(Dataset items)

>>>>>

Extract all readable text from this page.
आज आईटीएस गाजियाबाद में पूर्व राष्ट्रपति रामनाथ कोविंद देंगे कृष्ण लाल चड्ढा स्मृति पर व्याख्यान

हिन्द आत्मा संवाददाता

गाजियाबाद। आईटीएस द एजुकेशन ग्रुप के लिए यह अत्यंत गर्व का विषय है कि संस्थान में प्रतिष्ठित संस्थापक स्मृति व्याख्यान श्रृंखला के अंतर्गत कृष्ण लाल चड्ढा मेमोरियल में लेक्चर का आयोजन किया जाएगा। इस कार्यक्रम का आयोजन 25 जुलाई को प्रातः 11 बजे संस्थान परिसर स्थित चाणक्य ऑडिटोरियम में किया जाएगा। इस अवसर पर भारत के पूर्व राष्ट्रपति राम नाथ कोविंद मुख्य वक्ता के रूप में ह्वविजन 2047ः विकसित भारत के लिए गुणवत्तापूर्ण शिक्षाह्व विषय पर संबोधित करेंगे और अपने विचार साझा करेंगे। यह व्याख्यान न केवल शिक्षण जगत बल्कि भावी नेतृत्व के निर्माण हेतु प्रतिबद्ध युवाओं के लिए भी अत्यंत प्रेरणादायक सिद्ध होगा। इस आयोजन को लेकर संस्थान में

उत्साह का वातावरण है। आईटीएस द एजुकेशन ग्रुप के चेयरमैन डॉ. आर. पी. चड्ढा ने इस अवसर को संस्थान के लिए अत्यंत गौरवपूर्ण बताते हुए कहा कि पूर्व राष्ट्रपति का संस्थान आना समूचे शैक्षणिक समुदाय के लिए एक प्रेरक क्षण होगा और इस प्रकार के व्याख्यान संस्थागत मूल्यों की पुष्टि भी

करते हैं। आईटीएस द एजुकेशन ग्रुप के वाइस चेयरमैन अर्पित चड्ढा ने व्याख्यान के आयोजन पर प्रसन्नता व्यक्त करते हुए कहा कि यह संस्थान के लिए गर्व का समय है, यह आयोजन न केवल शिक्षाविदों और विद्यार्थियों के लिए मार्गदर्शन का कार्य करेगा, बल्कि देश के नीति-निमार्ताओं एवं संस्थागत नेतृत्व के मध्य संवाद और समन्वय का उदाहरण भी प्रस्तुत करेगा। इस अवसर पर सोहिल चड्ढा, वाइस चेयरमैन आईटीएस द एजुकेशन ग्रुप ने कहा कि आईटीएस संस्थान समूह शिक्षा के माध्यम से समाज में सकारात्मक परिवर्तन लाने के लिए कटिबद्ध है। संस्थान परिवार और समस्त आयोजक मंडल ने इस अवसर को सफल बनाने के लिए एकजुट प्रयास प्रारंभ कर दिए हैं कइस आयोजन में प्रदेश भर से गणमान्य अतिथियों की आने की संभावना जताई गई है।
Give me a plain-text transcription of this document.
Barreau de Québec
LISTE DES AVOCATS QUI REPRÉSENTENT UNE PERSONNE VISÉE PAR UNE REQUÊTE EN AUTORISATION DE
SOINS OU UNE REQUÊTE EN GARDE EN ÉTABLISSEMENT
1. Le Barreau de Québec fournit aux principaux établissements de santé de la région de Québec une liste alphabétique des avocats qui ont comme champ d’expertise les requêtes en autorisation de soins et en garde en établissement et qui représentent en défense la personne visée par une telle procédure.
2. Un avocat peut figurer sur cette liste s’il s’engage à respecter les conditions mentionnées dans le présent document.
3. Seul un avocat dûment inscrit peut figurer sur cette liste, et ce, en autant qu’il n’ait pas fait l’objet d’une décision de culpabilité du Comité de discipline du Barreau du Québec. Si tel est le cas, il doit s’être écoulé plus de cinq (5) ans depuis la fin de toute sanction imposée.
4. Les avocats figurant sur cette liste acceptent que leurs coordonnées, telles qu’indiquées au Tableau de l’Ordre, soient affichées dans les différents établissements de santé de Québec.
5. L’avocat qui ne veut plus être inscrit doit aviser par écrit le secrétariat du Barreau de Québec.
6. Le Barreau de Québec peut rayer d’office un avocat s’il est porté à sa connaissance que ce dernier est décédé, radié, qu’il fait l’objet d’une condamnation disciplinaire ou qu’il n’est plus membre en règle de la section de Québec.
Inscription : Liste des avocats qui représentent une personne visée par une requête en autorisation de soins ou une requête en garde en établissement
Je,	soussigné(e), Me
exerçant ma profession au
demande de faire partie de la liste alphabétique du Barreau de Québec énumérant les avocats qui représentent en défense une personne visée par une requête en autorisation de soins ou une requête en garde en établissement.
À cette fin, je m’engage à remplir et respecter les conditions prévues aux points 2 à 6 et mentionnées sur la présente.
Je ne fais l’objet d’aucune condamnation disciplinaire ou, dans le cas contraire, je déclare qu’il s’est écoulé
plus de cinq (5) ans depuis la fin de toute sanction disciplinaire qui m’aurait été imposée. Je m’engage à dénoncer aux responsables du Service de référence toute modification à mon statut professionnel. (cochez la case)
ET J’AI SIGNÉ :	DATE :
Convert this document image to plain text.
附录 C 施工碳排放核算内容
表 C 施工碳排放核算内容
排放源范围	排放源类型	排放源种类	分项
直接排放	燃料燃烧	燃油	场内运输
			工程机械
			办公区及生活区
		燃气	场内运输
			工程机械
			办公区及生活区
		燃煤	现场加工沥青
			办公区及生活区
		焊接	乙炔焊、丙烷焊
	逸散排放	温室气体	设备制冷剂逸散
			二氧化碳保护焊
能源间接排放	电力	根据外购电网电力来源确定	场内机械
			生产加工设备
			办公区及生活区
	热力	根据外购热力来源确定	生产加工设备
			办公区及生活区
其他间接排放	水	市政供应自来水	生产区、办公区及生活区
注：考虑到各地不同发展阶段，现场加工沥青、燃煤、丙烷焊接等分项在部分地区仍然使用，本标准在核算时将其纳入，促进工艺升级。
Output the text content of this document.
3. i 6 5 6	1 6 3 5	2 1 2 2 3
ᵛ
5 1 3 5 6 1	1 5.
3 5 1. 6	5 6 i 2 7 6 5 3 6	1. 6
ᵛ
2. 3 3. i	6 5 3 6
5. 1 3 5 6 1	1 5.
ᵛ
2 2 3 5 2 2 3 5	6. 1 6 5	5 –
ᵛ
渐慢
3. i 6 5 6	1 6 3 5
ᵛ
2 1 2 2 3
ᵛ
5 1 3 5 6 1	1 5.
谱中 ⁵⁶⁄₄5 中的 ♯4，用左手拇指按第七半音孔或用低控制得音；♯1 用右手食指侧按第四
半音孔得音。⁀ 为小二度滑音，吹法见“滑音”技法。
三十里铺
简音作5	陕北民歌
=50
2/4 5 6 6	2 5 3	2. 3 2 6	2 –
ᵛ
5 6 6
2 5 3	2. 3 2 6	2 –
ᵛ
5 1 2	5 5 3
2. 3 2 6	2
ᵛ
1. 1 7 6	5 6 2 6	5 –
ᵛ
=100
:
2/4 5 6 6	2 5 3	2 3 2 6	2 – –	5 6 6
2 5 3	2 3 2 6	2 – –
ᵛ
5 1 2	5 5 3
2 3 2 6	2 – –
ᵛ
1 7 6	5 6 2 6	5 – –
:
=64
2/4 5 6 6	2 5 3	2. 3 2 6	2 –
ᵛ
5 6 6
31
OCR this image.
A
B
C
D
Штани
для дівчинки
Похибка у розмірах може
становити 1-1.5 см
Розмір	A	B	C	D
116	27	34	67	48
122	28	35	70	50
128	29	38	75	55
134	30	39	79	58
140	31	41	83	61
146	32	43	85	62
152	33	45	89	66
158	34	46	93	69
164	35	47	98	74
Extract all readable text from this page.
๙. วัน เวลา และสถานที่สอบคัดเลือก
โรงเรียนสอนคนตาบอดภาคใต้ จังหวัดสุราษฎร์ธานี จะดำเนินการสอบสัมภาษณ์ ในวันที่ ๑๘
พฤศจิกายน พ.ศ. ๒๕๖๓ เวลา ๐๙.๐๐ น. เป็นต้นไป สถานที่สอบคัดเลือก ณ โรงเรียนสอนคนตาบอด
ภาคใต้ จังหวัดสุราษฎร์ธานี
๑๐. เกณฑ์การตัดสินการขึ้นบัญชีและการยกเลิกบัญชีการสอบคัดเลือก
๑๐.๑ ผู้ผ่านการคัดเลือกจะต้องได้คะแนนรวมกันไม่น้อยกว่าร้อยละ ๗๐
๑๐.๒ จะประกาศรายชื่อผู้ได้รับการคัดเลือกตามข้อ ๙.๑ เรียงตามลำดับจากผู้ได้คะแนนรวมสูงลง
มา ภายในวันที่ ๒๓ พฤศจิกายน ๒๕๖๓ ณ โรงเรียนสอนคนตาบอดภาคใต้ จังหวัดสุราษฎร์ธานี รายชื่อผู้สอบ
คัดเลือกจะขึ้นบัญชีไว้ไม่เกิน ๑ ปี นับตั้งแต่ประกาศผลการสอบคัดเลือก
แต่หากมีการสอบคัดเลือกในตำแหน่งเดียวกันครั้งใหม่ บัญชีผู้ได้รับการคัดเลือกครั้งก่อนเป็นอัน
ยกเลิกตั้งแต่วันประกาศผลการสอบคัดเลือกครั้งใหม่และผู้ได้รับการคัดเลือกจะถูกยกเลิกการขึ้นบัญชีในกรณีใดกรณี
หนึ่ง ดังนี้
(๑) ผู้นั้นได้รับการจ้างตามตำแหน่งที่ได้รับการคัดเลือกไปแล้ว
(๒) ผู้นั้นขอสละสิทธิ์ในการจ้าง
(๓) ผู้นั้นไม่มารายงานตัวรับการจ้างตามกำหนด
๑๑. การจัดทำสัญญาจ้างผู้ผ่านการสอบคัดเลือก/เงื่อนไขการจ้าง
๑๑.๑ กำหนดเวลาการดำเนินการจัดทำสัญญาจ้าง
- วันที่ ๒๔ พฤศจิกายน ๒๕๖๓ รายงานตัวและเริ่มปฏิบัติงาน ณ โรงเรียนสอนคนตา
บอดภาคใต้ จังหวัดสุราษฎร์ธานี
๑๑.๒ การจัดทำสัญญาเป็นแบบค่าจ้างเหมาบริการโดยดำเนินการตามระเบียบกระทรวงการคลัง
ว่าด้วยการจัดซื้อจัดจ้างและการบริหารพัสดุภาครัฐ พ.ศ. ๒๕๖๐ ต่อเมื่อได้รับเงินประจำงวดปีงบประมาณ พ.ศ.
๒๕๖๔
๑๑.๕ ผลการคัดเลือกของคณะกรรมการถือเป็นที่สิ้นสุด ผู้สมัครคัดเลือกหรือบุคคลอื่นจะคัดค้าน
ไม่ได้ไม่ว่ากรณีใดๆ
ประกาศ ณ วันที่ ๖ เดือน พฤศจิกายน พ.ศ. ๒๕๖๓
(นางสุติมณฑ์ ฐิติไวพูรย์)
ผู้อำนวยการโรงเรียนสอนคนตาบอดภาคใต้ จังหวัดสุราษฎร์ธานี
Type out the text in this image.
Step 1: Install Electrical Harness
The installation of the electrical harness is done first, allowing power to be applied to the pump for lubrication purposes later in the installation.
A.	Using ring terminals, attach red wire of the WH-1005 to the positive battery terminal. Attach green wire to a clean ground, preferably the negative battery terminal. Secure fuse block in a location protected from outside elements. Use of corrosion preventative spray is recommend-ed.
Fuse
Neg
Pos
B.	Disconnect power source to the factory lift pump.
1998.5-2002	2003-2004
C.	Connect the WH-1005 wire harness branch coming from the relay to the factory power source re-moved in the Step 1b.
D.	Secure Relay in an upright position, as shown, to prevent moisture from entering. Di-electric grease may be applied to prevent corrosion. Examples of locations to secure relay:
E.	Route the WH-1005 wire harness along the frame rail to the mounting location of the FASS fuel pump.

<<<<<

For this exercise, gather every line of the data that contains the word "ราษฎร".

*Correct output*.
โรงเรียนสอนคนตาบอดภาคใต้ จังหวัดสุราษฎร์ธานี จะดำเนินการสอบสัมภาษณ์ ในวันที่ ๑๘
ภาคใต้ จังหวัดสุราษฎร์ธานี
มา ภายในวันที่ ๒๓ พฤศจิกายน ๒๕๖๓ ณ โรงเรียนสอนคนตาบอดภาคใต้ จังหวัดสุราษฎร์ธานี รายชื่อผู้สอบ
บอดภาคใต้ จังหวัดสุราษฎร์ธานี
ผู้อำนวยการโรงเรียนสอนคนตาบอดภาคใต้ จังหวัดสุราษฎร์ธานี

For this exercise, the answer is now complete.